• **TASK INSTRUCTIONS**: Check every line of the material below for "contribute". Give the number of lines that have it, and only that.

****************************************

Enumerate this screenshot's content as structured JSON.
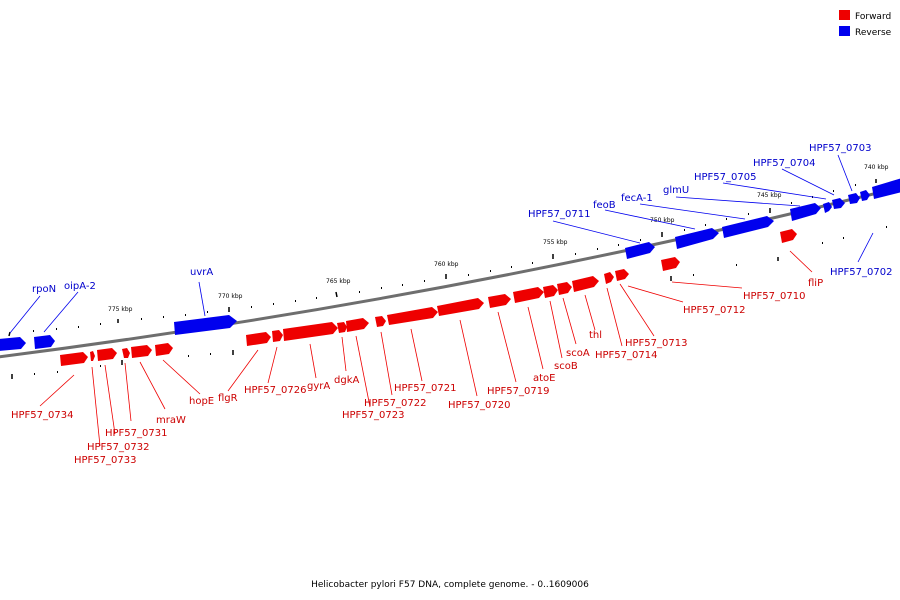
{
  "legend": {
    "forward_label": "Forward",
    "reverse_label": "Reverse",
    "forward_color": "#ee0000",
    "reverse_color": "#0000ee"
  },
  "caption": "Helicobacter pylori F57 DNA, complete genome. - 0..1609006",
  "colors": {
    "forward": "#ee0000",
    "reverse": "#0000ee",
    "backbone": "#808080"
  },
  "ticks": [
    "775 kbp",
    "770 kbp",
    "765 kbp",
    "760 kbp",
    "755 kbp",
    "750 kbp",
    "745 kbp",
    "740 kbp"
  ],
  "genes_reverse": [
    "rpoN",
    "oipA-2",
    "uvrA",
    "HPF57_0711",
    "feoB",
    "fecA-1",
    "glmU",
    "HPF57_0705",
    "HPF57_0704",
    "HPF57_0703",
    "HPF57_0702"
  ],
  "genes_forward": [
    "HPF57_0734",
    "HPF57_0733",
    "HPF57_0732",
    "HPF57_0731",
    "mraW",
    "hopE",
    "flgR",
    "HPF57_0726",
    "gyrA",
    "dgkA",
    "HPF57_0723",
    "HPF57_0722",
    "HPF57_0721",
    "HPF57_0720",
    "HPF57_0719",
    "atoE",
    "scoB",
    "scoA",
    "thl",
    "HPF57_0714",
    "HPF57_0713",
    "HPF57_0712",
    "HPF57_0710",
    "fliP"
  ]
}
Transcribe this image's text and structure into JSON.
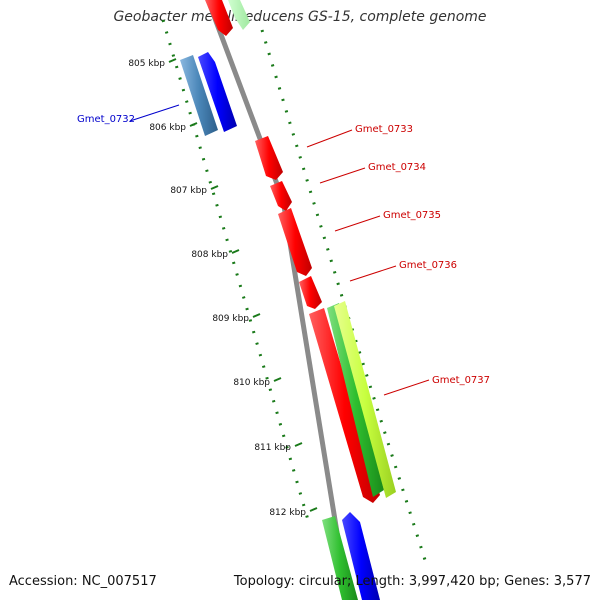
{
  "title": "Geobacter metallireducens GS-15, complete genome",
  "accession": "Accession: NC_007517",
  "topology_info": "Topology: circular; Length: 3,997,420 bp; Genes: 3,577",
  "colors": {
    "backbone": "#8a8a8a",
    "tick": "#1a7a1a",
    "red_gene": "#ff0000",
    "blue_gene": "#0000ff",
    "steelblue_gene": "#4a86b8",
    "green_gene": "#2fbf2f",
    "lime_gene": "#c8ff40",
    "label_red": "#cc0000",
    "label_blue": "#0000cc"
  },
  "scale_labels": [
    "805 kbp",
    "806 kbp",
    "807 kbp",
    "808 kbp",
    "809 kbp",
    "810 kbp",
    "811 kbp",
    "812 kbp"
  ],
  "gene_labels": [
    {
      "name": "Gmet_0732",
      "color": "label_blue"
    },
    {
      "name": "Gmet_0733",
      "color": "label_red"
    },
    {
      "name": "Gmet_0734",
      "color": "label_red"
    },
    {
      "name": "Gmet_0735",
      "color": "label_red"
    },
    {
      "name": "Gmet_0736",
      "color": "label_red"
    },
    {
      "name": "Gmet_0737",
      "color": "label_red"
    }
  ]
}
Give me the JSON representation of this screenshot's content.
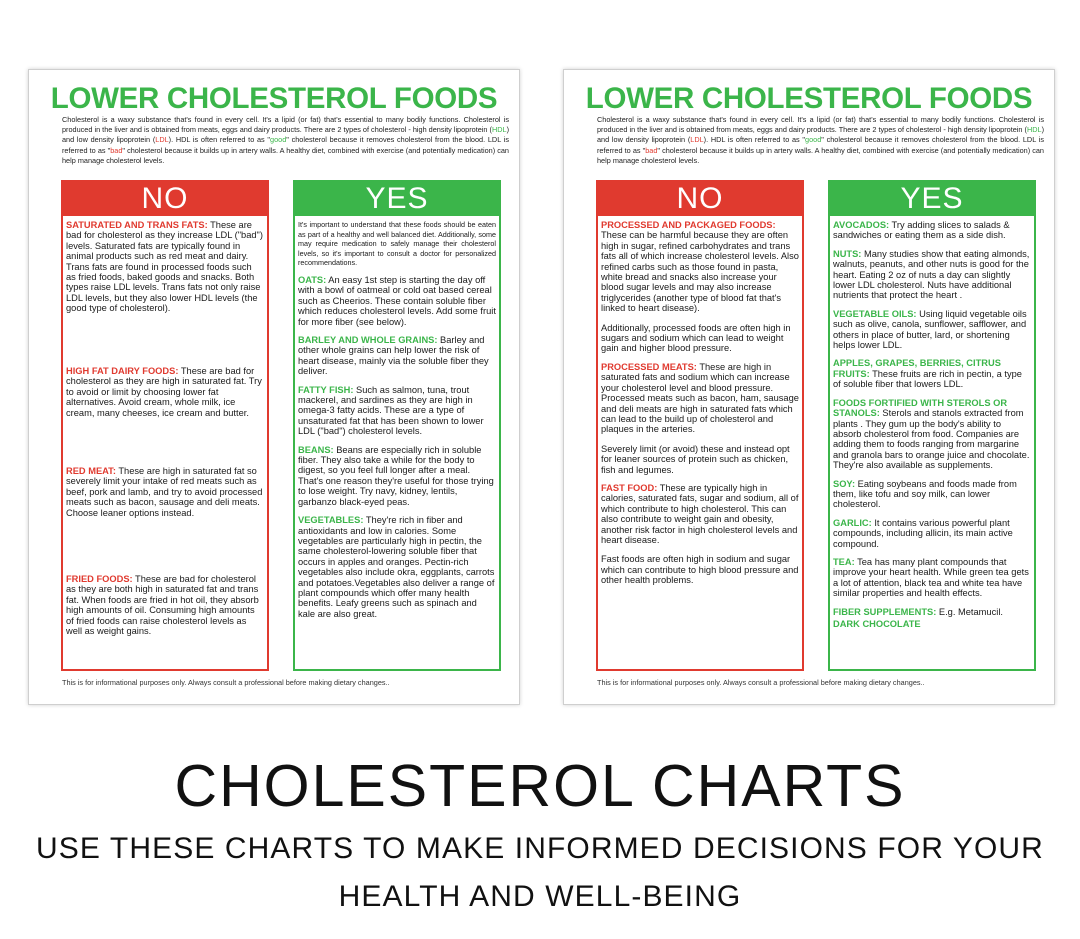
{
  "sheet_a": {
    "title": "LOWER CHOLESTEROL FOODS",
    "intro": {
      "p1": "Cholesterol is a waxy substance that's found in every cell. It's a lipid (or fat) that's essential to many bodily functions.  Cholesterol is produced in the liver and is obtained from meats, eggs and dairy products. There are 2 types of cholesterol - high density lipoprotein (",
      "hdl": "HDL",
      "p2": ") and low density lipoprotein (",
      "ldl": "LDL",
      "p3": ").  HDL is often referred to as \"",
      "good": "good",
      "p4": "\" cholesterol because it removes cholesterol from the blood. LDL is referred to as \"",
      "bad": "bad",
      "p5": "\" cholesterol because it builds up in artery walls. A healthy diet, combined with exercise (and potentially medication) can help manage cholesterol levels."
    },
    "no_heading": "NO",
    "yes_heading": "YES",
    "no_items": [
      {
        "key": "SATURATED AND TRANS FATS:",
        "text": " These are bad for cholesterol as they increase LDL (\"bad\") levels. Saturated fats are typically found in animal products such as red meat and dairy. Trans fats are found in processed foods such as fried foods, baked goods and snacks. Both types raise LDL levels. Trans fats not only raise LDL levels, but they also lower HDL levels (the good type of cholesterol)."
      },
      {
        "key": "HIGH FAT DAIRY FOODS:",
        "text": " These are bad for cholesterol as they are high in saturated fat.  Try to avoid or limit by choosing lower fat alternatives.  Avoid cream, whole milk, ice cream, many cheeses, ice cream and butter."
      },
      {
        "key": "RED MEAT:",
        "text": " These are high in saturated fat so severely limit your intake of red meats such as beef, pork and lamb, and try to avoid processed meats such as bacon, sausage and deli meats.  Choose leaner options instead."
      },
      {
        "key": "FRIED FOODS:",
        "text": " These are bad for cholesterol as they are both high in saturated fat and trans fat.  When foods are fried in hot oil, they absorb high amounts of oil. Consuming high amounts of fried foods can raise cholesterol levels as well as weight gains."
      }
    ],
    "yes_note": "It's important to understand that these foods should be eaten as part of a healthy and well balanced diet. Additionally, some may require medication to safely manage their cholesterol levels, so it's important to consult a doctor for personalized recommendations.",
    "yes_items": [
      {
        "key": "OATS:",
        "text": " An easy 1st step is starting the day off with a bowl of oatmeal or cold oat based cereal such as Cheerios.  These contain soluble fiber which reduces cholesterol levels. Add some fruit for more fiber (see below)."
      },
      {
        "key": "BARLEY AND WHOLE GRAINS:",
        "text": " Barley and other whole grains can help lower the risk of heart disease, mainly via the soluble fiber they deliver."
      },
      {
        "key": "FATTY FISH:",
        "text": " Such as salmon, tuna, trout mackerel, and sardines as they are high in omega-3 fatty acids.  These are a type of unsaturated fat that has been shown to lower LDL (\"bad\") cholesterol levels."
      },
      {
        "key": "BEANS:",
        "text": " Beans are especially rich in soluble fiber. They also take a while for the body to digest, so you feel full longer after a meal. That's one reason they're useful for those trying to lose weight.  Try navy, kidney, lentils, garbanzo black-eyed peas."
      },
      {
        "key": "VEGETABLES:",
        "text": " They're rich in fiber and antioxidants and low in calories. Some vegetables are particularly high in pectin, the same cholesterol-lowering soluble fiber that occurs in apples and oranges. Pectin-rich vegetables also include okra, eggplants, carrots and potatoes.Vegetables also deliver a range of plant compounds which offer many health benefits. Leafy greens such as spinach and kale are also great."
      }
    ],
    "footer": "This is for informational purposes only. Always consult a professional before making dietary changes.."
  },
  "sheet_b": {
    "title": "LOWER CHOLESTEROL FOODS",
    "no_heading": "NO",
    "yes_heading": "YES",
    "no_items": [
      {
        "key": "PROCESSED AND PACKAGED FOODS:",
        "text": " These can be harmful because they are often high in sugar, refined carbohydrates and trans fats all of which increase cholesterol levels. Also refined carbs such as those found in pasta, white bread and snacks also increase your blood sugar levels and may also increase triglycerides (another type of blood fat that's linked to heart disease).",
        "para": "Additionally, processed foods are often high in sugars and sodium which can lead to weight gain and higher blood pressure."
      },
      {
        "key": "PROCESSED MEATS:",
        "text": " These are high in saturated fats and sodium which can increase your cholesterol level and blood pressure. Processed meats such as bacon, ham, sausage and deli meats are high in saturated fats which can lead to the build up of cholesterol and plaques in the arteries.",
        "para": "Severely limit (or avoid) these and instead opt for leaner sources of protein  such as chicken, fish and legumes."
      },
      {
        "key": "FAST FOOD:",
        "text": " These are typically high in calories, saturated fats, sugar and sodium, all of which contribute to high cholesterol. This can also contribute to weight gain and obesity, another risk factor in high cholesterol levels and heart disease.",
        "para": "Fast foods are often high in sodium and sugar which can contribute to high blood pressure and other health problems."
      }
    ],
    "yes_items": [
      {
        "key": "AVOCADOS:",
        "text": " Try adding slices to salads & sandwiches or eating them as a side dish."
      },
      {
        "key": "NUTS:",
        "text": " Many studies show that eating almonds, walnuts, peanuts, and other nuts is good for the heart. Eating 2 oz of nuts a day can slightly lower LDL cholesterol. Nuts have additional nutrients that protect the heart ."
      },
      {
        "key": "VEGETABLE OILS:",
        "text": " Using liquid vegetable oils such as olive, canola, sunflower, safflower, and others in place of butter, lard, or shortening helps lower LDL."
      },
      {
        "key": "APPLES, GRAPES, BERRIES, CITRUS FRUITS:",
        "text": " These fruits are rich in pectin, a type of soluble fiber that lowers LDL."
      },
      {
        "key": "FOODS FORTIFIED WITH STEROLS OR STANOLS:",
        "text": " Sterols and stanols extracted from plants . They gum up the body's ability to absorb cholesterol from food. Companies are adding them to foods ranging from margarine and granola bars to orange juice and chocolate. They're also available as supplements."
      },
      {
        "key": "SOY:",
        "text": " Eating soybeans and foods made from them, like tofu and soy milk, can lower cholesterol."
      },
      {
        "key": "GARLIC:",
        "text": " It contains various powerful plant compounds, including allicin, its main active compound."
      },
      {
        "key": "TEA:",
        "text": " Tea has many plant compounds that improve your heart health. While green tea gets a lot of attention, black tea and white tea have similar properties and health effects."
      },
      {
        "key": "FIBER SUPPLEMENTS:",
        "text": " E.g. Metamucil."
      },
      {
        "key": "DARK CHOCOLATE",
        "text": ""
      }
    ],
    "footer": "This is for informational purposes only. Always consult a professional before making dietary changes.."
  },
  "banner": {
    "title": "CHOLESTEROL CHARTS",
    "subtitle_line1": "USE THESE CHARTS TO MAKE INFORMED DECISIONS FOR YOUR",
    "subtitle_line2": "HEALTH AND WELL-BEING"
  },
  "colors": {
    "green": "#3bb54a",
    "red": "#e03a2f"
  }
}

****************************************

• **RESULT FOR THIS EXERCISE**: 2